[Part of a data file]
>>

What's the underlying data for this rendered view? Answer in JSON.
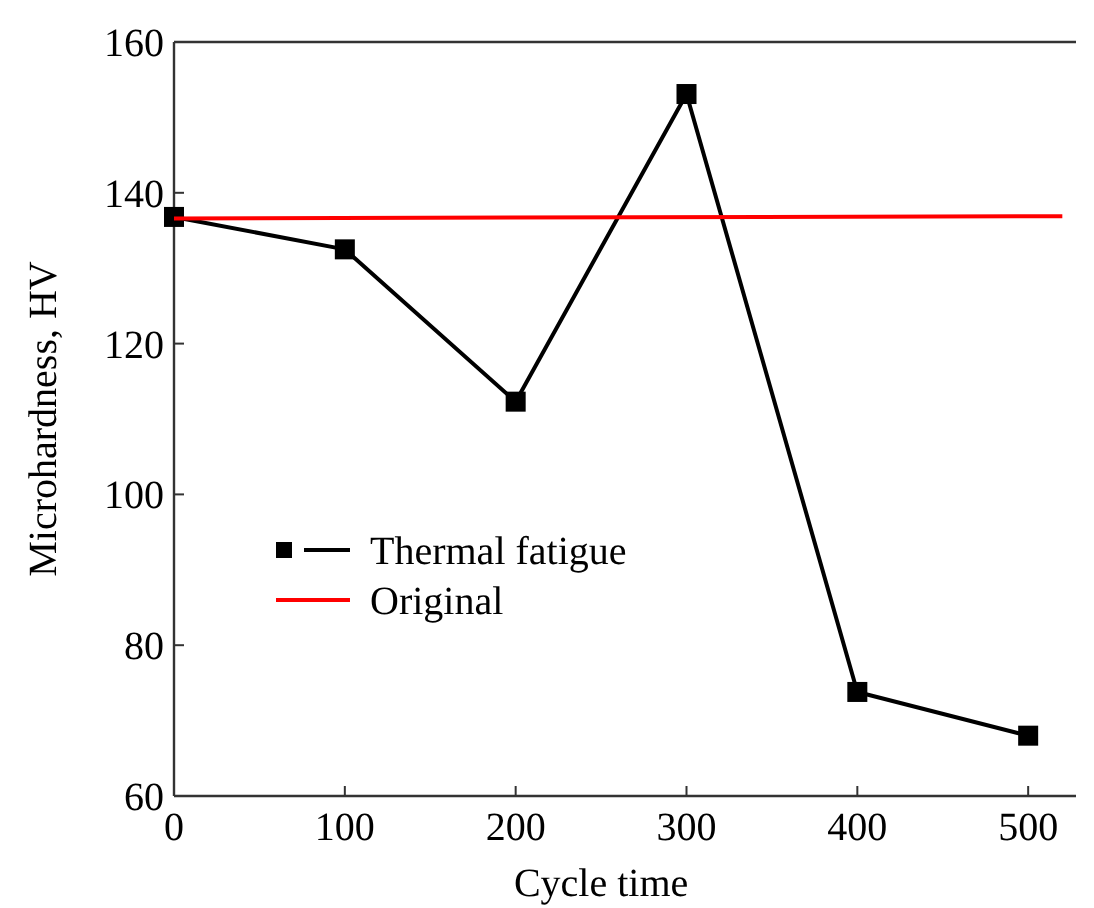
{
  "chart_data": {
    "type": "line",
    "xlabel": "Cycle time",
    "ylabel": "Microhardness, HV",
    "xlim": [
      0,
      528
    ],
    "xticks": [
      0,
      100,
      200,
      300,
      400,
      500
    ],
    "ylim": [
      60,
      160
    ],
    "yticks": [
      60,
      80,
      100,
      120,
      140,
      160
    ],
    "legend": "left",
    "grid": false,
    "series": [
      {
        "name": "Thermal fatigue",
        "color": "#000000",
        "marker": "square",
        "x": [
          0,
          100,
          200,
          300,
          400,
          500
        ],
        "values": [
          136.8,
          132.5,
          112.3,
          153.1,
          73.8,
          68.0
        ]
      },
      {
        "name": "Original",
        "color": "#ff0000",
        "marker": "none",
        "x": [
          0,
          520
        ],
        "values": [
          136.6,
          136.9
        ]
      }
    ]
  }
}
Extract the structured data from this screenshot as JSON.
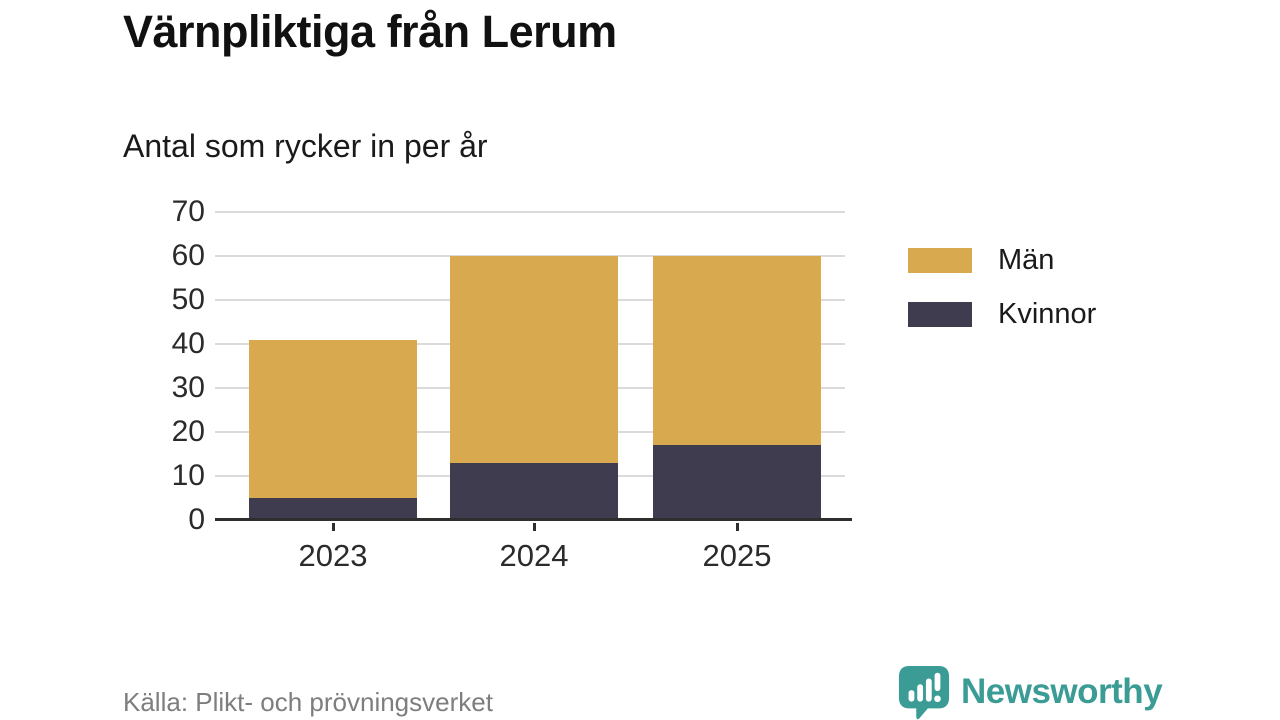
{
  "header": {
    "title": "Värnpliktiga från Lerum",
    "subtitle": "Antal som rycker in per år"
  },
  "chart_data": {
    "type": "bar",
    "stacked": true,
    "title": "Värnpliktiga från Lerum",
    "subtitle": "Antal som rycker in per år",
    "categories": [
      "2023",
      "2024",
      "2025"
    ],
    "series": [
      {
        "name": "Män",
        "color": "#D9A950",
        "values": [
          36,
          47,
          43
        ]
      },
      {
        "name": "Kvinnor",
        "color": "#3E3C4E",
        "values": [
          5,
          13,
          17
        ]
      }
    ],
    "stack_order_bottom_to_top": [
      "Kvinnor",
      "Män"
    ],
    "stacked_totals": [
      41,
      60,
      60
    ],
    "ylabel": "",
    "xlabel": "",
    "ylim": [
      0,
      70
    ],
    "yticks": [
      0,
      10,
      20,
      30,
      40,
      50,
      60,
      70
    ],
    "grid": true,
    "gridline_color": "#DBDBDB",
    "axis_color": "#2E2E2E",
    "legend_position": "right"
  },
  "footer": {
    "source": "Källa: Plikt- och prövningsverket",
    "brand": {
      "name": "Newsworthy",
      "color": "#3A9C94",
      "icon": "newsworthy-chart-bubble-icon"
    }
  }
}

<<

__WHAT YOU ARE ASKED TO DO__. All of the entries need to be transcribed word for word; pictures are left out.

__REPLY__.
What's the underlying data for this rendered view? Answer in JSON.
{
  "chart_data": {
    "type": "line",
    "xlabel": "Cycle time",
    "ylabel": "Microhardness, HV",
    "xlim": [
      0,
      528
    ],
    "xticks": [
      0,
      100,
      200,
      300,
      400,
      500
    ],
    "ylim": [
      60,
      160
    ],
    "yticks": [
      60,
      80,
      100,
      120,
      140,
      160
    ],
    "legend": "left",
    "grid": false,
    "series": [
      {
        "name": "Thermal fatigue",
        "color": "#000000",
        "marker": "square",
        "x": [
          0,
          100,
          200,
          300,
          400,
          500
        ],
        "values": [
          136.8,
          132.5,
          112.3,
          153.1,
          73.8,
          68.0
        ]
      },
      {
        "name": "Original",
        "color": "#ff0000",
        "marker": "none",
        "x": [
          0,
          520
        ],
        "values": [
          136.6,
          136.9
        ]
      }
    ]
  }
}
Extract the structured data from this screenshot as JSON.
{
  "header": {
    "title": "Värnpliktiga från Lerum",
    "subtitle": "Antal som rycker in per år"
  },
  "chart_data": {
    "type": "bar",
    "stacked": true,
    "title": "Värnpliktiga från Lerum",
    "subtitle": "Antal som rycker in per år",
    "categories": [
      "2023",
      "2024",
      "2025"
    ],
    "series": [
      {
        "name": "Män",
        "color": "#D9A950",
        "values": [
          36,
          47,
          43
        ]
      },
      {
        "name": "Kvinnor",
        "color": "#3E3C4E",
        "values": [
          5,
          13,
          17
        ]
      }
    ],
    "stack_order_bottom_to_top": [
      "Kvinnor",
      "Män"
    ],
    "stacked_totals": [
      41,
      60,
      60
    ],
    "ylabel": "",
    "xlabel": "",
    "ylim": [
      0,
      70
    ],
    "yticks": [
      0,
      10,
      20,
      30,
      40,
      50,
      60,
      70
    ],
    "grid": true,
    "gridline_color": "#DBDBDB",
    "axis_color": "#2E2E2E",
    "legend_position": "right"
  },
  "footer": {
    "source": "Källa: Plikt- och prövningsverket",
    "brand": {
      "name": "Newsworthy",
      "color": "#3A9C94",
      "icon": "newsworthy-chart-bubble-icon"
    }
  }
}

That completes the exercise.